- **Task description**
Select the lines that contain "นจดทะเบ" and copy each of them.

--- Input material ---

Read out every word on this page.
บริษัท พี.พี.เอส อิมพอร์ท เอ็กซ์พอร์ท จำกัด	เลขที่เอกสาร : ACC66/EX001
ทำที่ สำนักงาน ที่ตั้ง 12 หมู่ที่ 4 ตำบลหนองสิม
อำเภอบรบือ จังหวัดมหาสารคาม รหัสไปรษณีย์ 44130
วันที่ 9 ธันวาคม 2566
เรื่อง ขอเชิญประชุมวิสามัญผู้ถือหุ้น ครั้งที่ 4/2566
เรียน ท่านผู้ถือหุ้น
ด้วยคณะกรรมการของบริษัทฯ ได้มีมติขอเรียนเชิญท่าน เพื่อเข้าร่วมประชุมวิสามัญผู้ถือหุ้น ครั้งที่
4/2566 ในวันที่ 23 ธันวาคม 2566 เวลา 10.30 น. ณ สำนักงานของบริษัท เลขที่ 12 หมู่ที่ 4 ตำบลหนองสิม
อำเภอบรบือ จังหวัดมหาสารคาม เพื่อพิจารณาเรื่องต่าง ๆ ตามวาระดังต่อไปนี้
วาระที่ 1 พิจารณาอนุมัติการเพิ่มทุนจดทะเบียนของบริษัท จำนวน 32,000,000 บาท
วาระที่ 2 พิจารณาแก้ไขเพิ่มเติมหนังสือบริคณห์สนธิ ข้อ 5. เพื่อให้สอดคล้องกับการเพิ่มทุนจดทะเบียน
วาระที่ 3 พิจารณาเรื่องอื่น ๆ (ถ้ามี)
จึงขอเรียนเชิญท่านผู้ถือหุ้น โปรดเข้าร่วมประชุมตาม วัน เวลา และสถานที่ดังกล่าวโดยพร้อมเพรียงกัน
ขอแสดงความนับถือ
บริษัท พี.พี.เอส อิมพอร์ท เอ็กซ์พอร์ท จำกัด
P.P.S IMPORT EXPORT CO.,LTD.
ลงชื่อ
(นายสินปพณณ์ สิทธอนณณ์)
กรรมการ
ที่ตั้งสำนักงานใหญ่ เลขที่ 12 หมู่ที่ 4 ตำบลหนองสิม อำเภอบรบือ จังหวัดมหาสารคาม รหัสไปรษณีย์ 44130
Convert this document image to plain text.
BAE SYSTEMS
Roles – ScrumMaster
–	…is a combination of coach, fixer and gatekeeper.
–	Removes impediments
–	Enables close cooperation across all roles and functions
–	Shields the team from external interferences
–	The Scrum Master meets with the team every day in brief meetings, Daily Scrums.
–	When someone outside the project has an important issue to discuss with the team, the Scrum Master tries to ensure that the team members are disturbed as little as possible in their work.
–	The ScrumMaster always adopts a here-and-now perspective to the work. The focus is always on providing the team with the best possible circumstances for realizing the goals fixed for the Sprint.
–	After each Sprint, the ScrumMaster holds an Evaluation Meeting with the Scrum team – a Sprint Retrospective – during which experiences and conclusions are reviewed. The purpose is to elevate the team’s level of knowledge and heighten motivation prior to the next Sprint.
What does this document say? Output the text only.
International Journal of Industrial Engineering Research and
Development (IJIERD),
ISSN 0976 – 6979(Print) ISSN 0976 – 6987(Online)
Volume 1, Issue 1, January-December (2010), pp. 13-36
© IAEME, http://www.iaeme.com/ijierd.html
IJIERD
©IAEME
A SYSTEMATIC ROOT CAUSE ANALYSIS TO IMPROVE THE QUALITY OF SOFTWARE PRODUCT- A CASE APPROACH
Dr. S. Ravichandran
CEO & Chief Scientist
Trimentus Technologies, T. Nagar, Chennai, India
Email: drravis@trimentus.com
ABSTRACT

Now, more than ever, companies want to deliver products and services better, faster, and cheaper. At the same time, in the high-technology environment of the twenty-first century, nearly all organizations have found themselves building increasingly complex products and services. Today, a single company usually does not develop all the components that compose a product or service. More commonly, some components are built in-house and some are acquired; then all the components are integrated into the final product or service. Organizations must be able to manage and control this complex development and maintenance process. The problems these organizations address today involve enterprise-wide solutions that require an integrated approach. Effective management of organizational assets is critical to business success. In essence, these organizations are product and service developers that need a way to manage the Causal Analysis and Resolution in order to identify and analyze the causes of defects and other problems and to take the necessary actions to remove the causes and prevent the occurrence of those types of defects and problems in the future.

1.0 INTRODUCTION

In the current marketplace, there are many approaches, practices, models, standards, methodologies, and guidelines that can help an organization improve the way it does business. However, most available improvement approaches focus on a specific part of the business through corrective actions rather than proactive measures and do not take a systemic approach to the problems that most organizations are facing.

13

---

- **Exercise solution**
วาระที่ 1 พิจารณาอนุมัติการเพิ่มทุนจดทะเบียนของบริษัท จำนวน 32,000,000 บาท
วาระที่ 2 พิจารณาแก้ไขเพิ่มเติมหนังสือบริคณห์สนธิ ข้อ 5. เพื่อให้สอดคล้องกับการเพิ่มทุนจดทะเบียน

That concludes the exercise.